▶ GIVEN RECORDS
########

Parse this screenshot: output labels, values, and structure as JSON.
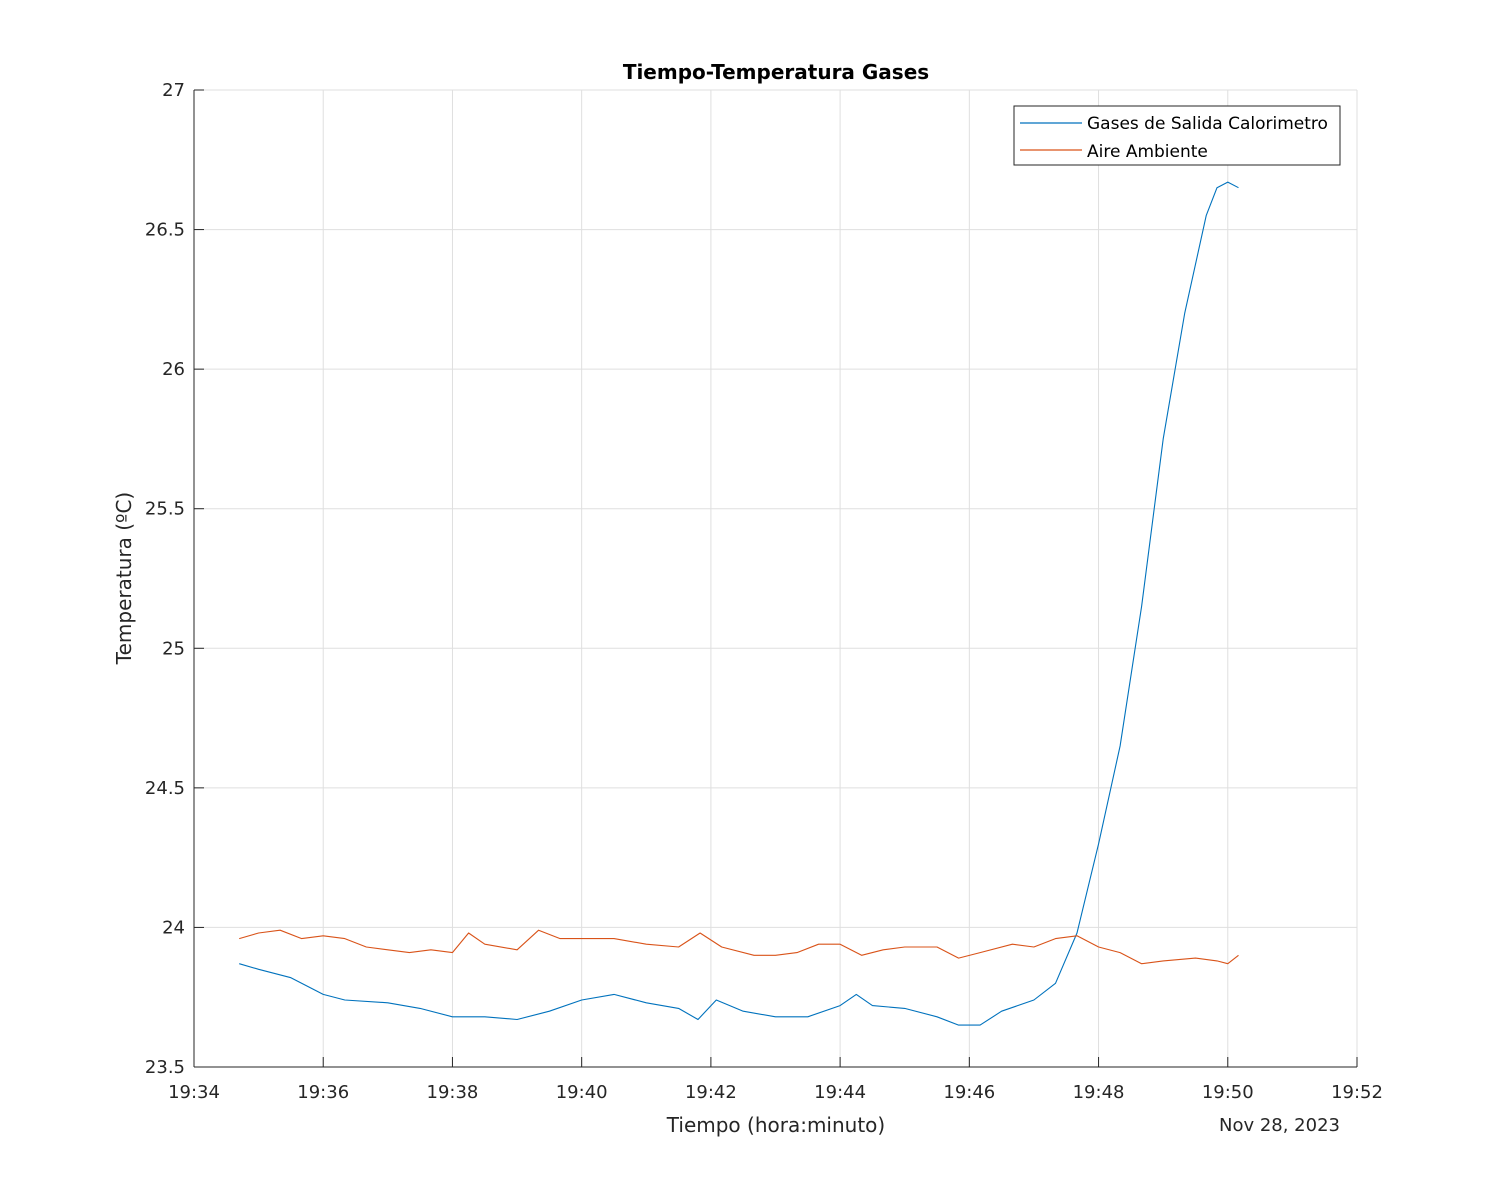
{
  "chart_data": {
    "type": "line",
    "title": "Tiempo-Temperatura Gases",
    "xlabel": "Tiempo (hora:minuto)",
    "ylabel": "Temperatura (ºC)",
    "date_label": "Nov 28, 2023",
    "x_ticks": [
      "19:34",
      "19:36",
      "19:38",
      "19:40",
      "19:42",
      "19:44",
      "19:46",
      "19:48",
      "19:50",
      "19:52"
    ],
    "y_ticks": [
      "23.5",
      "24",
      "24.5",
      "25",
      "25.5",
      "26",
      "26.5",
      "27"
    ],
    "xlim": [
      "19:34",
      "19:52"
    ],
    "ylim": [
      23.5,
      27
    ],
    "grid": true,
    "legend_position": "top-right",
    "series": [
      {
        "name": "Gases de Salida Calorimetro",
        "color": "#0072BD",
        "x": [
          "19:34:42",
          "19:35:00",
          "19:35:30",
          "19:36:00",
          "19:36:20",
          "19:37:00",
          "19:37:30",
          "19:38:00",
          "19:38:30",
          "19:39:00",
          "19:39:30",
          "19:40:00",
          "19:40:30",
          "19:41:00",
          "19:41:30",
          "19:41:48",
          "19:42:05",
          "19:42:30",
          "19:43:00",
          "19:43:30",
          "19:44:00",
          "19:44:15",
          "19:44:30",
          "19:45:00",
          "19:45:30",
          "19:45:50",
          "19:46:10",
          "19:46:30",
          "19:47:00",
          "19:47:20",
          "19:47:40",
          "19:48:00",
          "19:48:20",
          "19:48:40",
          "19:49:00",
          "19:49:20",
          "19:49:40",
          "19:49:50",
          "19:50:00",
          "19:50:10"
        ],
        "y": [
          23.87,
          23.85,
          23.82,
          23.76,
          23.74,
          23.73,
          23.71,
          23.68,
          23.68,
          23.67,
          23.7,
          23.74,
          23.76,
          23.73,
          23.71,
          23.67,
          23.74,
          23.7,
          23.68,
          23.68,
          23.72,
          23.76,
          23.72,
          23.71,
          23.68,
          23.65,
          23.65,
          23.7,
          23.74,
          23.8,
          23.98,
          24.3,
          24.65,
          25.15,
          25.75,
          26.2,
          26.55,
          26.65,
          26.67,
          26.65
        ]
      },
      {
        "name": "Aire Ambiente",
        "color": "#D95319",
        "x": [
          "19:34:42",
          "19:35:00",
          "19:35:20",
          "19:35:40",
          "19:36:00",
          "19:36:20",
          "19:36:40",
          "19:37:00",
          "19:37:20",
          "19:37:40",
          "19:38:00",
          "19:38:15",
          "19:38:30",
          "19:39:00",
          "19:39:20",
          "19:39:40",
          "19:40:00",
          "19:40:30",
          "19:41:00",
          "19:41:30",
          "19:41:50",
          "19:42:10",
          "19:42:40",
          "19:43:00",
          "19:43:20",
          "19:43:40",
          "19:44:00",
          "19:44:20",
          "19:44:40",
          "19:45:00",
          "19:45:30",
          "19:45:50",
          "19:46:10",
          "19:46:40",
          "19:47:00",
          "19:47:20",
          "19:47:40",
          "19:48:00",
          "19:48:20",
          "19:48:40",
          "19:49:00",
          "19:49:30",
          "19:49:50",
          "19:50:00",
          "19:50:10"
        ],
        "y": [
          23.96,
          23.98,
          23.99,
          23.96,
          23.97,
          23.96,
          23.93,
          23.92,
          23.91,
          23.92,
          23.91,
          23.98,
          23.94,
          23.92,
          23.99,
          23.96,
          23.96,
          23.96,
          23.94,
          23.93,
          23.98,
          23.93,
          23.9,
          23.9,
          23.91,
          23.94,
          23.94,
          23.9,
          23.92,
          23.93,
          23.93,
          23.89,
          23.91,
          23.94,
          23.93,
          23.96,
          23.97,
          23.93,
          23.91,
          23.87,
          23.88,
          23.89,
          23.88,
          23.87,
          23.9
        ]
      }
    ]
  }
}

########

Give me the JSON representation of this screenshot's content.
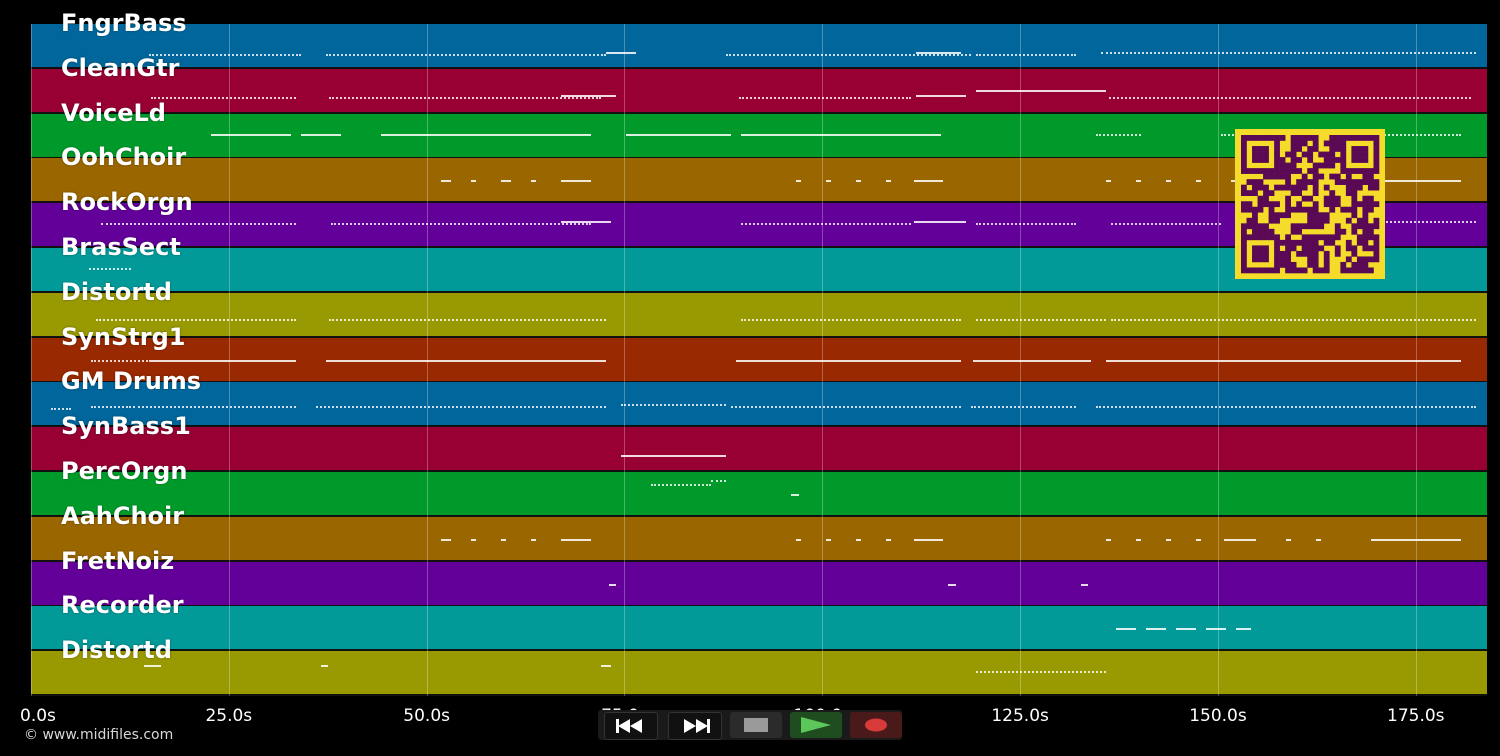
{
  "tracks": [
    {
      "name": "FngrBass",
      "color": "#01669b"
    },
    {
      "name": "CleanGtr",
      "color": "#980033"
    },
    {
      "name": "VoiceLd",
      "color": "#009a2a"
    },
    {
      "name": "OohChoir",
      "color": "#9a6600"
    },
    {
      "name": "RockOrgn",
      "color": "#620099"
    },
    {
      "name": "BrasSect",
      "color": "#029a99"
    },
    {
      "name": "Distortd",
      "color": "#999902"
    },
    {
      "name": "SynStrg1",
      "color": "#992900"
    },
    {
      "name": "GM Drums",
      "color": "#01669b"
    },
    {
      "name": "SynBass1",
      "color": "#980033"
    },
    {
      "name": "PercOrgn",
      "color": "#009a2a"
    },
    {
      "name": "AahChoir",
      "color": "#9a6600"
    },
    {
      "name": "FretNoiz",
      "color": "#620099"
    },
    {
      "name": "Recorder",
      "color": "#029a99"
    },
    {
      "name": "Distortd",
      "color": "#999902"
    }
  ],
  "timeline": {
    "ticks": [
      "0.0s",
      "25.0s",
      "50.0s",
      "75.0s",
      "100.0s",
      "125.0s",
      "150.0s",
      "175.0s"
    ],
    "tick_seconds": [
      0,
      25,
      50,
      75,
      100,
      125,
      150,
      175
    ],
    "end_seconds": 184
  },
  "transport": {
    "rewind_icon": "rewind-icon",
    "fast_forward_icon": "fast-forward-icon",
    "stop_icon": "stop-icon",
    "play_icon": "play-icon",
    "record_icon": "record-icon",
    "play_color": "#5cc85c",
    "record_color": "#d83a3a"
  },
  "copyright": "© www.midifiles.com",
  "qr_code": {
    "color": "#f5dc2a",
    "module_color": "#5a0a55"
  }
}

########

▶ CHALLENGE
Only the number is wanted: how many lines of the data contain the word "this"?

▶ RIGHT ANSWER
2